-- BEGIN DATA LINES --

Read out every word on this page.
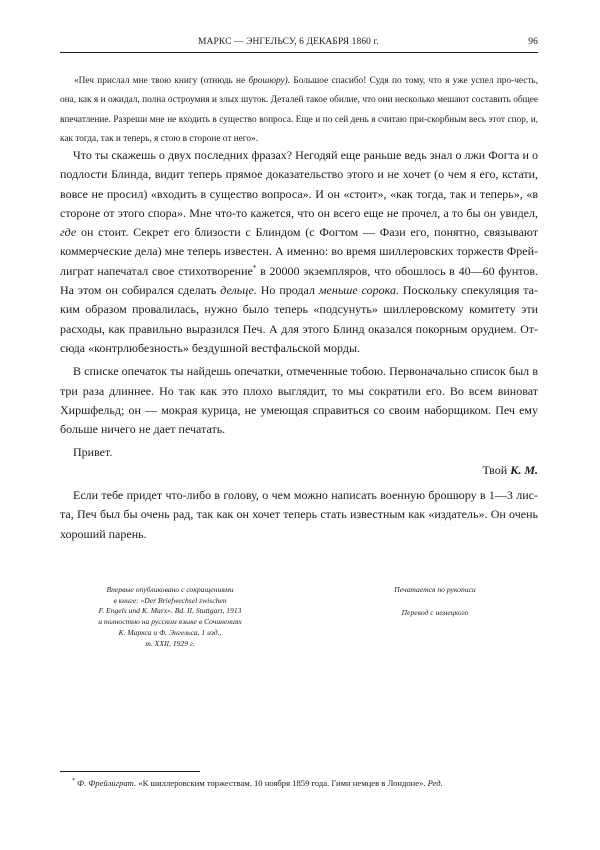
МАРКС — ЭНГЕЛЬСУ, 6 ДЕКАБРЯ 1860 г.	96
«Печ прислал мне твою книгу (отнюдь не брошюру). Большое спасибо! Судя по тому, что я уже успел про-честь, она, как я и ожидал, полна остроумия и злых шуток. Деталей такое обилие, что они несколько мешают составить общее впечатление. Разреши мне не входить в существо вопроса. Еще и по сей день я считаю при-скорбным весь этот спор, и, как тогда, так и теперь, я стою в стороне от него».

Что ты скажешь о двух последних фразах? Негодяй еще раньше ведь знал о лжи Фогта и о подлости Блинда, видит теперь прямое доказательство этого и не хочет (о чем я его, кстати, вовсе не просил) «входить в существо вопроса». И он «стоит», «как тогда, так и теперь», «в стороне от этого спора». Мне что-то кажется, что он всего еще не прочел, а то бы он увидел, где он стоит. Секрет его близости с Блиндом (с Фогтом — Фази его, понятно, связывают коммерческие дела) мне теперь известен. А именно: во время шиллеровских торжеств Фрей-лиграт напечатал свое стихотворение* в 20000 экземпляров, что обошлось в 40—60 фунтов. На этом он собирался сделать дельце. Но продал меньше сорока. Поскольку спекуляция та-ким образом провалилась, нужно было теперь «подсунуть» шиллеровскому комитету эти расходы, как правильно выразился Печ. А для этого Блинд оказался покорным орудием. От-сюда «контрлюбезность» бездушной вестфальской морды.

В списке опечаток ты найдешь опечатки, отмеченные тобою. Первоначально список был в три раза длиннее. Но так как это плохо выглядит, то мы сократили его. Во всем виноват Хиршфельд; он — мокрая курица, не умеющая справиться со своим наборщиком. Печ ему больше ничего не дает печатать.

Привет.

Твой К. М.

Если тебе придет что-либо в голову, о чем можно написать военную брошюру в 1—3 лис-та, Печ был бы очень рад, так как он хочет теперь стать известным как «издатель». Он очень хороший парень.

Впервые опубликовано с сокращениями
в книге: «Der Briefwechsel zwischen
F. Engels und K. Marx». Bd. II, Stuttgart, 1913
и полностью на русском языке в Сочинениях
К. Маркса и Ф. Энгельса, 1 изд.,
т. XXII, 1929 г.
Печатается по рукописи
Перевод с немецкого
* Ф. Фрейлиграт. «К шиллеровским торжествам. 10 ноября 1859 года. Гимн немцев в Лондоне». Ред.
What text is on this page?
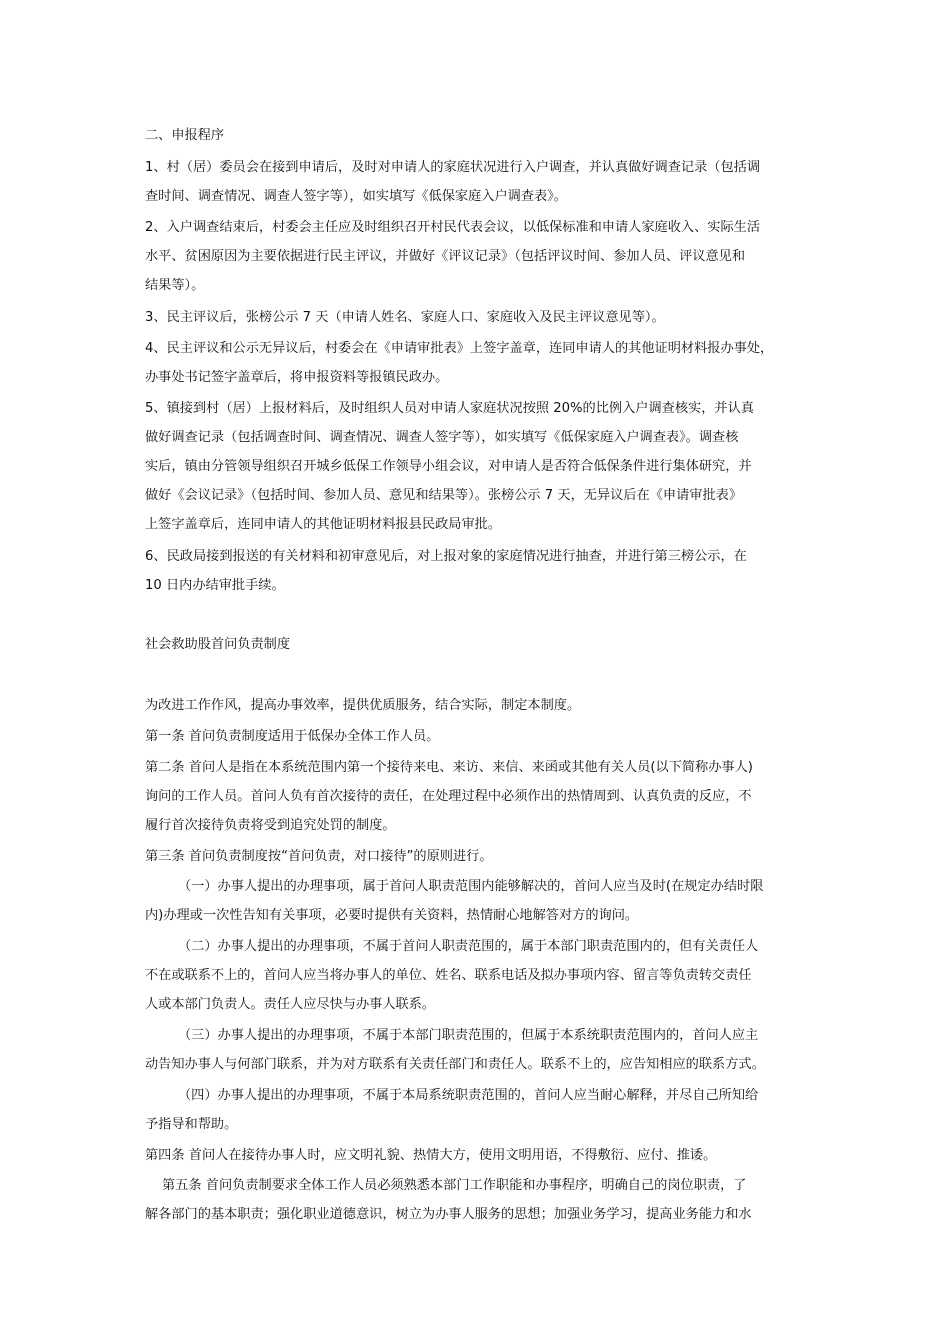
二、申报程序

1、村（居）委员会在接到申请后，及时对申请人的家庭状况进行入户调查，并认真做好调查记录（包括调

查时间、调查情况、调查人签字等），如实填写《低保家庭入户调查表》。

2、入户调查结束后，村委会主任应及时组织召开村民代表会议，以低保标准和申请人家庭收入、实际生活

水平、贫困原因为主要依据进行民主评议，并做好《评议记录》（包括评议时间、参加人员、评议意见和

结果等）。

3、民主评议后，张榜公示 7 天（申请人姓名、家庭人口、家庭收入及民主评议意见等）。

4、民主评议和公示无异议后，村委会在《申请审批表》上签字盖章，连同申请人的其他证明材料报办事处，

办事处书记签字盖章后，将申报资料等报镇民政办。

5、镇接到村（居）上报材料后，及时组织人员对申请人家庭状况按照 20%的比例入户调查核实，并认真

做好调查记录（包括调查时间、调查情况、调查人签字等），如实填写《低保家庭入户调查表》。调查核

实后，镇由分管领导组织召开城乡低保工作领导小组会议，对申请人是否符合低保条件进行集体研究，并

做好《会议记录》（包括时间、参加人员、意见和结果等）。张榜公示 7 天，无异议后在《申请审批表》

上签字盖章后，连同申请人的其他证明材料报县民政局审批。

6、民政局接到报送的有关材料和初审意见后，对上报对象的家庭情况进行抽查，并进行第三榜公示，在

10 日内办结审批手续。

社会救助股首问负责制度

为改进工作作风，提高办事效率，提供优质服务，结合实际，制定本制度。

第一条 首问负责制度适用于低保办全体工作人员。

第二条 首问人是指在本系统范围内第一个接待来电、来访、来信、来函或其他有关人员(以下简称办事人)

询问的工作人员。首问人负有首次接待的责任，在处理过程中必须作出的热情周到、认真负责的反应，不

履行首次接待负责将受到追究处罚的制度。

第三条 首问负责制度按“首问负责，对口接待”的原则进行。

（一）办事人提出的办理事项，属于首问人职责范围内能够解决的，首问人应当及时(在规定办结时限

内)办理或一次性告知有关事项，必要时提供有关资料，热情耐心地解答对方的询问。

（二）办事人提出的办理事项，不属于首问人职责范围的，属于本部门职责范围内的，但有关责任人

不在或联系不上的，首问人应当将办事人的单位、姓名、联系电话及拟办事项内容、留言等负责转交责任

人或本部门负责人。责任人应尽快与办事人联系。

（三）办事人提出的办理事项，不属于本部门职责范围的，但属于本系统职责范围内的，首问人应主

动告知办事人与何部门联系，并为对方联系有关责任部门和责任人。联系不上的，应告知相应的联系方式。

（四）办事人提出的办理事项，不属于本局系统职责范围的，首问人应当耐心解释，并尽自己所知给

予指导和帮助。

第四条 首问人在接待办事人时，应文明礼貌、热情大方，使用文明用语，不得敷衍、应付、推诿。

第五条 首问负责制要求全体工作人员必须熟悉本部门工作职能和办事程序，明确自己的岗位职责，了

解各部门的基本职责；强化职业道德意识，树立为办事人服务的思想；加强业务学习，提高业务能力和水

-- END DATA LINES --

# CHALLENGE
From the line containing "What text is on this page?" down to the last line of the data, print every line exactly and nothing else. Pictures stay out of the copy.

# FINISHED ANSWER
What text is on this page?
二、申报程序

1、村（居）委员会在接到申请后，及时对申请人的家庭状况进行入户调查，并认真做好调查记录（包括调

查时间、调查情况、调查人签字等），如实填写《低保家庭入户调查表》。

2、入户调查结束后，村委会主任应及时组织召开村民代表会议，以低保标准和申请人家庭收入、实际生活

水平、贫困原因为主要依据进行民主评议，并做好《评议记录》（包括评议时间、参加人员、评议意见和

结果等）。

3、民主评议后，张榜公示 7 天（申请人姓名、家庭人口、家庭收入及民主评议意见等）。

4、民主评议和公示无异议后，村委会在《申请审批表》上签字盖章，连同申请人的其他证明材料报办事处，

办事处书记签字盖章后，将申报资料等报镇民政办。

5、镇接到村（居）上报材料后，及时组织人员对申请人家庭状况按照 20%的比例入户调查核实，并认真

做好调查记录（包括调查时间、调查情况、调查人签字等），如实填写《低保家庭入户调查表》。调查核

实后，镇由分管领导组织召开城乡低保工作领导小组会议，对申请人是否符合低保条件进行集体研究，并

做好《会议记录》（包括时间、参加人员、意见和结果等）。张榜公示 7 天，无异议后在《申请审批表》

上签字盖章后，连同申请人的其他证明材料报县民政局审批。

6、民政局接到报送的有关材料和初审意见后，对上报对象的家庭情况进行抽查，并进行第三榜公示，在

10 日内办结审批手续。

社会救助股首问负责制度

为改进工作作风，提高办事效率，提供优质服务，结合实际，制定本制度。

第一条 首问负责制度适用于低保办全体工作人员。

第二条 首问人是指在本系统范围内第一个接待来电、来访、来信、来函或其他有关人员(以下简称办事人)

询问的工作人员。首问人负有首次接待的责任，在处理过程中必须作出的热情周到、认真负责的反应，不

履行首次接待负责将受到追究处罚的制度。

第三条 首问负责制度按“首问负责，对口接待”的原则进行。

（一）办事人提出的办理事项，属于首问人职责范围内能够解决的，首问人应当及时(在规定办结时限

内)办理或一次性告知有关事项，必要时提供有关资料，热情耐心地解答对方的询问。

（二）办事人提出的办理事项，不属于首问人职责范围的，属于本部门职责范围内的，但有关责任人

不在或联系不上的，首问人应当将办事人的单位、姓名、联系电话及拟办事项内容、留言等负责转交责任

人或本部门负责人。责任人应尽快与办事人联系。

（三）办事人提出的办理事项，不属于本部门职责范围的，但属于本系统职责范围内的，首问人应主

动告知办事人与何部门联系，并为对方联系有关责任部门和责任人。联系不上的，应告知相应的联系方式。

（四）办事人提出的办理事项，不属于本局系统职责范围的，首问人应当耐心解释，并尽自己所知给

予指导和帮助。

第四条 首问人在接待办事人时，应文明礼貌、热情大方，使用文明用语，不得敷衍、应付、推诿。

第五条 首问负责制要求全体工作人员必须熟悉本部门工作职能和办事程序，明确自己的岗位职责，了

解各部门的基本职责；强化职业道德意识，树立为办事人服务的思想；加强业务学习，提高业务能力和水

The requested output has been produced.